### WORK TO DO
Write only the number of lines holding the string "Sugar".

Stored records
───
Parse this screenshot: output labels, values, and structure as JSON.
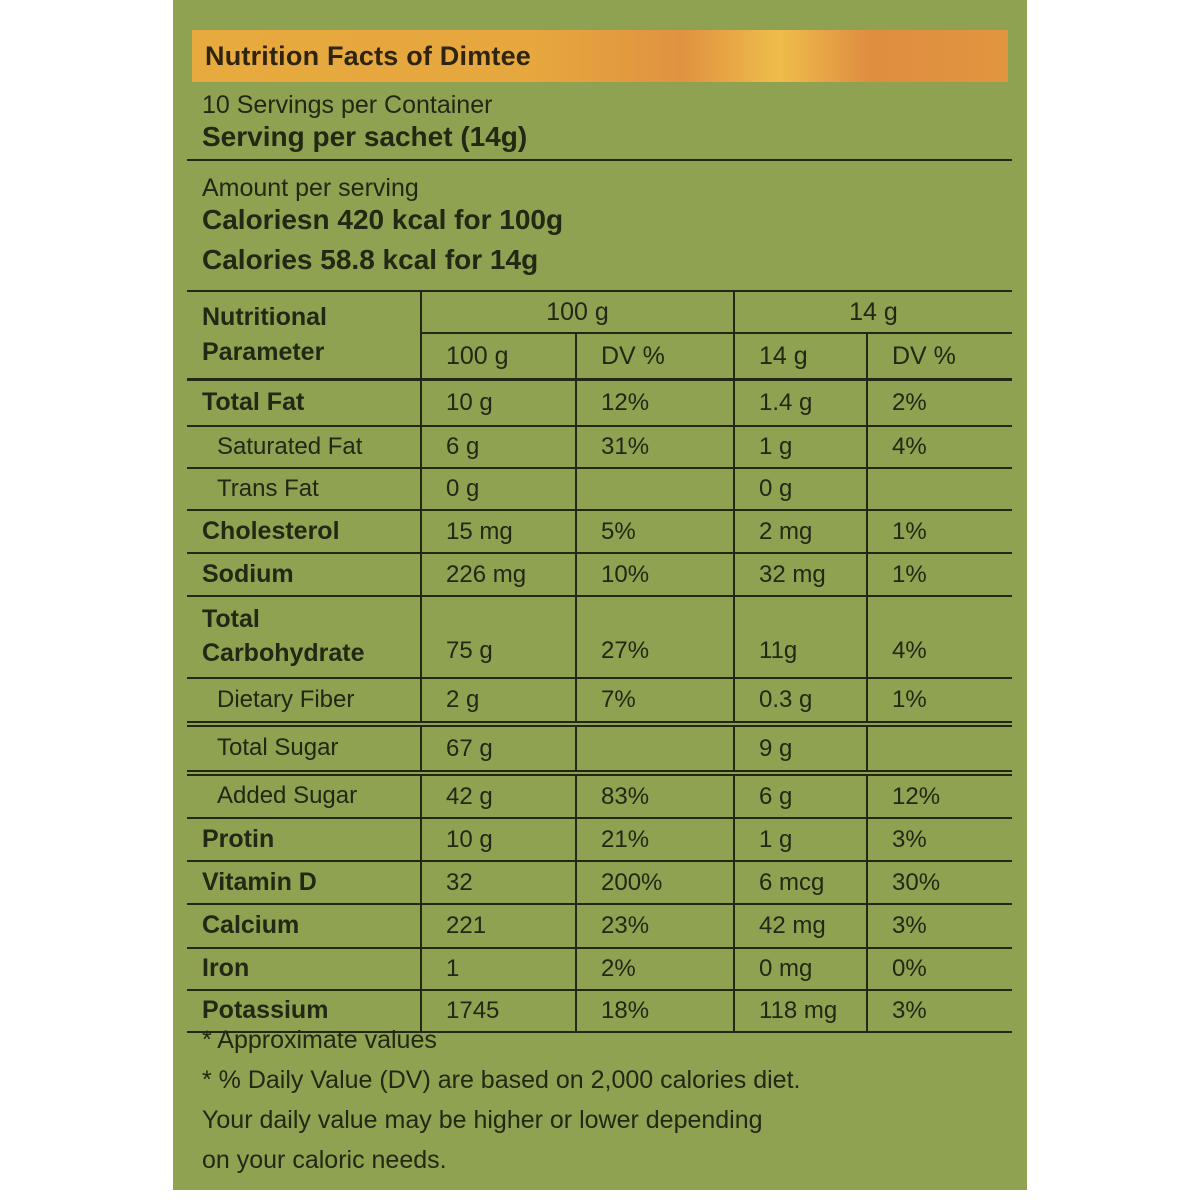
{
  "header": {
    "title": "Nutrition Facts of Dimtee",
    "servings_per_container": "10 Servings per Container",
    "serving_per_sachet": "Serving per sachet (14g)"
  },
  "calories": {
    "amount_label": "Amount per serving",
    "line_100g": "Caloriesn 420 kcal for 100g",
    "line_14g": "Calories 58.8 kcal for 14g"
  },
  "table": {
    "param_header_line1": "Nutritional",
    "param_header_line2": "Parameter",
    "group_headers": [
      "100 g",
      "14 g"
    ],
    "sub_headers": [
      "100 g",
      "DV %",
      "14 g",
      "DV %"
    ],
    "rows": [
      {
        "label": "Total Fat",
        "sub": false,
        "cells": [
          "10 g",
          "12%",
          "1.4 g",
          "2%"
        ]
      },
      {
        "label": "Saturated Fat",
        "sub": true,
        "cells": [
          "6 g",
          "31%",
          "1 g",
          "4%"
        ]
      },
      {
        "label": "Trans Fat",
        "sub": true,
        "cells": [
          "0 g",
          "",
          "0 g",
          ""
        ]
      },
      {
        "label": "Cholesterol",
        "sub": false,
        "cells": [
          "15 mg",
          "5%",
          "2 mg",
          "1%"
        ]
      },
      {
        "label": "Sodium",
        "sub": false,
        "cells": [
          "226 mg",
          "10%",
          "32 mg",
          "1%"
        ]
      },
      {
        "label": "Total Carbohydrate",
        "sub": false,
        "cells": [
          "75 g",
          "27%",
          "11g",
          "4%"
        ]
      },
      {
        "label": "Dietary Fiber",
        "sub": true,
        "cells": [
          "2 g",
          "7%",
          "0.3 g",
          "1%"
        ]
      },
      {
        "label": "Total Sugar",
        "sub": true,
        "cells": [
          "67 g",
          "",
          "9 g",
          ""
        ]
      },
      {
        "label": "Added Sugar",
        "sub": true,
        "cells": [
          "42 g",
          "83%",
          "6 g",
          "12%"
        ]
      },
      {
        "label": "Protin",
        "sub": false,
        "cells": [
          "10 g",
          "21%",
          "1 g",
          "3%"
        ]
      },
      {
        "label": "Vitamin D",
        "sub": false,
        "cells": [
          "32",
          "200%",
          "6 mcg",
          "30%"
        ]
      },
      {
        "label": "Calcium",
        "sub": false,
        "cells": [
          "221",
          "23%",
          "42 mg",
          "3%"
        ]
      },
      {
        "label": "Iron",
        "sub": false,
        "cells": [
          "1",
          "2%",
          "0 mg",
          "0%"
        ]
      },
      {
        "label": "Potassium",
        "sub": false,
        "cells": [
          "1745",
          "18%",
          "118 mg",
          "3%"
        ]
      }
    ]
  },
  "footnotes": {
    "lines": [
      "* Approximate values",
      "* % Daily Value (DV) are based on 2,000 calories diet.",
      "Your daily value may be higher or lower depending",
      "on your caloric needs."
    ]
  },
  "colors": {
    "panel_green": "#8ea252",
    "bar_orange_start": "#e7aa3e",
    "bar_orange_deep": "#e09240",
    "bar_orange_light": "#eebd4b",
    "text": "#212813"
  }
}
───
### EXPECTED OUTPUT
2